[Dataset entries]
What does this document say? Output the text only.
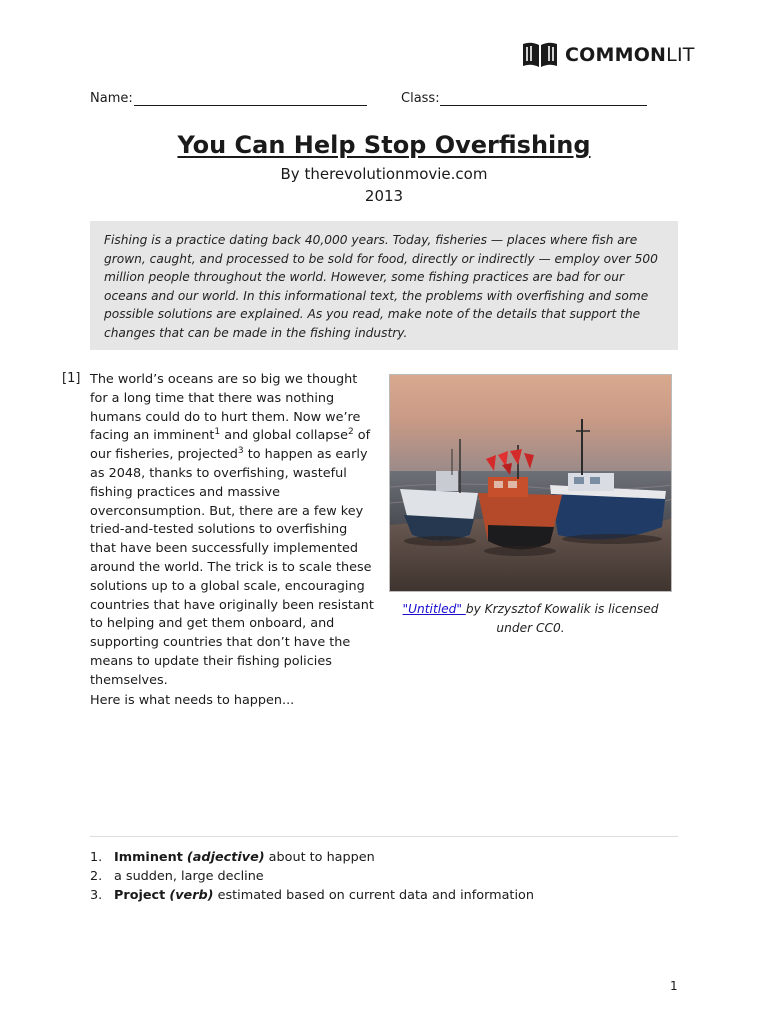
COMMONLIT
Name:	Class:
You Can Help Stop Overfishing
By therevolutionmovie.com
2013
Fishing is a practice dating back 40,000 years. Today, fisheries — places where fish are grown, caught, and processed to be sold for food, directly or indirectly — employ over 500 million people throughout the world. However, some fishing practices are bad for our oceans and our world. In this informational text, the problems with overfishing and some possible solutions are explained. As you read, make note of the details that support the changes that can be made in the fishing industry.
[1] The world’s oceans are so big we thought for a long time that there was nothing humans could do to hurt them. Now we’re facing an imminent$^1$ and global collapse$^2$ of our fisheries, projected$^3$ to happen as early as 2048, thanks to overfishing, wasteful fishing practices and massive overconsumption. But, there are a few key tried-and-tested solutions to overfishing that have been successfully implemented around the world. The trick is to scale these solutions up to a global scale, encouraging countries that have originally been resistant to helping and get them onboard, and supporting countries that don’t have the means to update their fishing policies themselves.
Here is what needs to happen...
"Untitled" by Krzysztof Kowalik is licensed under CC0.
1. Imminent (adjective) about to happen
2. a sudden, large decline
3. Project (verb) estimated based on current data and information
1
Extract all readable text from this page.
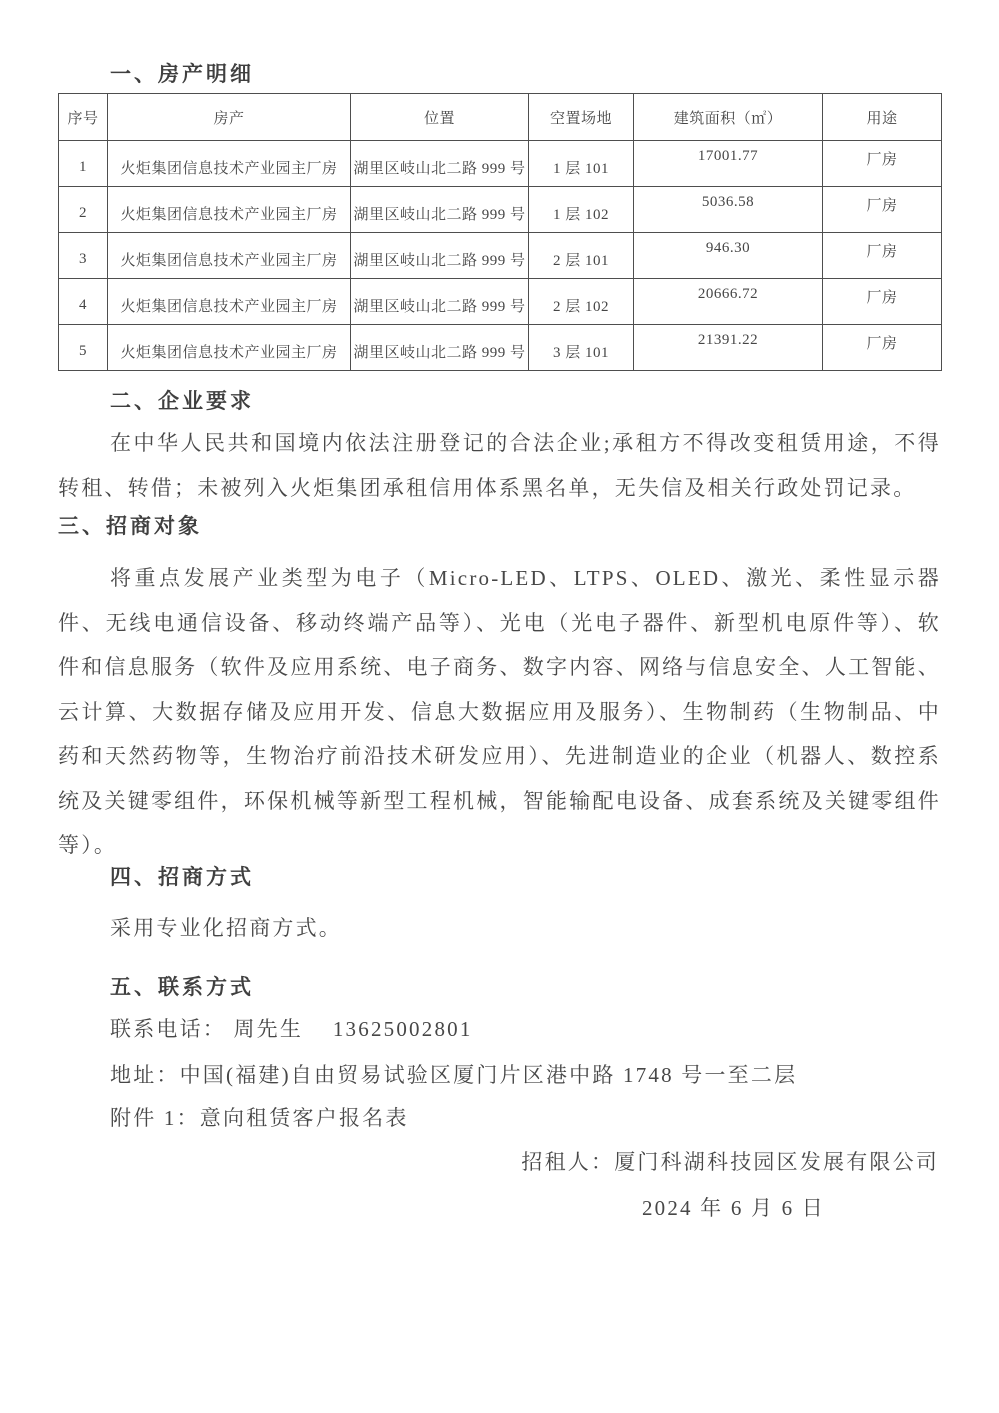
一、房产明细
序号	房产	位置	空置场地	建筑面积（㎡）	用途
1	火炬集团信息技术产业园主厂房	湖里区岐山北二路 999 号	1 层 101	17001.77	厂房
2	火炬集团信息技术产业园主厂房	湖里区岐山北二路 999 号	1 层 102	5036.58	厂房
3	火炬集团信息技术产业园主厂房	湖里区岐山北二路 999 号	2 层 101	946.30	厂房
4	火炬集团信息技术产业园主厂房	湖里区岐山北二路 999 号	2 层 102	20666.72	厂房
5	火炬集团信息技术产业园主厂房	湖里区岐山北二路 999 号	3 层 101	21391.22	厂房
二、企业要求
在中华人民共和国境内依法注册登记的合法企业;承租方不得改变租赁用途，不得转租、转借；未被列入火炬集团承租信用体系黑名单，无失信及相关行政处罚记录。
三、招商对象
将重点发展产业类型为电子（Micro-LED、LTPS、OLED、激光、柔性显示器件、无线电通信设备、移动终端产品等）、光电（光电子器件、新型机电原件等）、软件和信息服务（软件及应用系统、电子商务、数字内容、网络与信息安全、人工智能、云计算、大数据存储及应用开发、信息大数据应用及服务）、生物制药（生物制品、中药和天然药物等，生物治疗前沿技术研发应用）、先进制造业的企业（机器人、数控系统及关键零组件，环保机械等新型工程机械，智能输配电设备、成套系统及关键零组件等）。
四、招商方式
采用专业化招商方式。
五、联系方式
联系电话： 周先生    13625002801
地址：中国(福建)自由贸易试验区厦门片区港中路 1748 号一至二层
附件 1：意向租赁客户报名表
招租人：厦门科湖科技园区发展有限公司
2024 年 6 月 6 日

**Given problem**
Write out the data precisely as given, excluding the pictures.

**Written reply**
What does this document say? Output the text only.
COMMONLIT
Name:	Class:
You Can Help Stop Overfishing
By therevolutionmovie.com
2013
Fishing is a practice dating back 40,000 years. Today, fisheries — places where fish are grown, caught, and processed to be sold for food, directly or indirectly — employ over 500 million people throughout the world. However, some fishing practices are bad for our oceans and our world. In this informational text, the problems with overfishing and some possible solutions are explained. As you read, make note of the details that support the changes that can be made in the fishing industry.
[1] The world’s oceans are so big we thought for a long time that there was nothing humans could do to hurt them. Now we’re facing an imminent$^1$ and global collapse$^2$ of our fisheries, projected$^3$ to happen as early as 2048, thanks to overfishing, wasteful fishing practices and massive overconsumption. But, there are a few key tried-and-tested solutions to overfishing that have been successfully implemented around the world. The trick is to scale these solutions up to a global scale, encouraging countries that have originally been resistant to helping and get them onboard, and supporting countries that don’t have the means to update their fishing policies themselves.
Here is what needs to happen...
"Untitled" by Krzysztof Kowalik is licensed under CC0.
1. Imminent (adjective) about to happen
2. a sudden, large decline
3. Project (verb) estimated based on current data and information
1
Extract all readable text from this page.
一、房产明细
序号	房产	位置	空置场地	建筑面积（㎡）	用途
1	火炬集团信息技术产业园主厂房	湖里区岐山北二路 999 号	1 层 101	17001.77	厂房
2	火炬集团信息技术产业园主厂房	湖里区岐山北二路 999 号	1 层 102	5036.58	厂房
3	火炬集团信息技术产业园主厂房	湖里区岐山北二路 999 号	2 层 101	946.30	厂房
4	火炬集团信息技术产业园主厂房	湖里区岐山北二路 999 号	2 层 102	20666.72	厂房
5	火炬集团信息技术产业园主厂房	湖里区岐山北二路 999 号	3 层 101	21391.22	厂房
二、企业要求
在中华人民共和国境内依法注册登记的合法企业;承租方不得改变租赁用途，不得转租、转借；未被列入火炬集团承租信用体系黑名单，无失信及相关行政处罚记录。
三、招商对象
将重点发展产业类型为电子（Micro-LED、LTPS、OLED、激光、柔性显示器件、无线电通信设备、移动终端产品等）、光电（光电子器件、新型机电原件等）、软件和信息服务（软件及应用系统、电子商务、数字内容、网络与信息安全、人工智能、云计算、大数据存储及应用开发、信息大数据应用及服务）、生物制药（生物制品、中药和天然药物等，生物治疗前沿技术研发应用）、先进制造业的企业（机器人、数控系统及关键零组件，环保机械等新型工程机械，智能输配电设备、成套系统及关键零组件等）。
四、招商方式
采用专业化招商方式。
五、联系方式
联系电话： 周先生    13625002801
地址：中国(福建)自由贸易试验区厦门片区港中路 1748 号一至二层
附件 1：意向租赁客户报名表
招租人：厦门科湖科技园区发展有限公司
2024 年 6 月 6 日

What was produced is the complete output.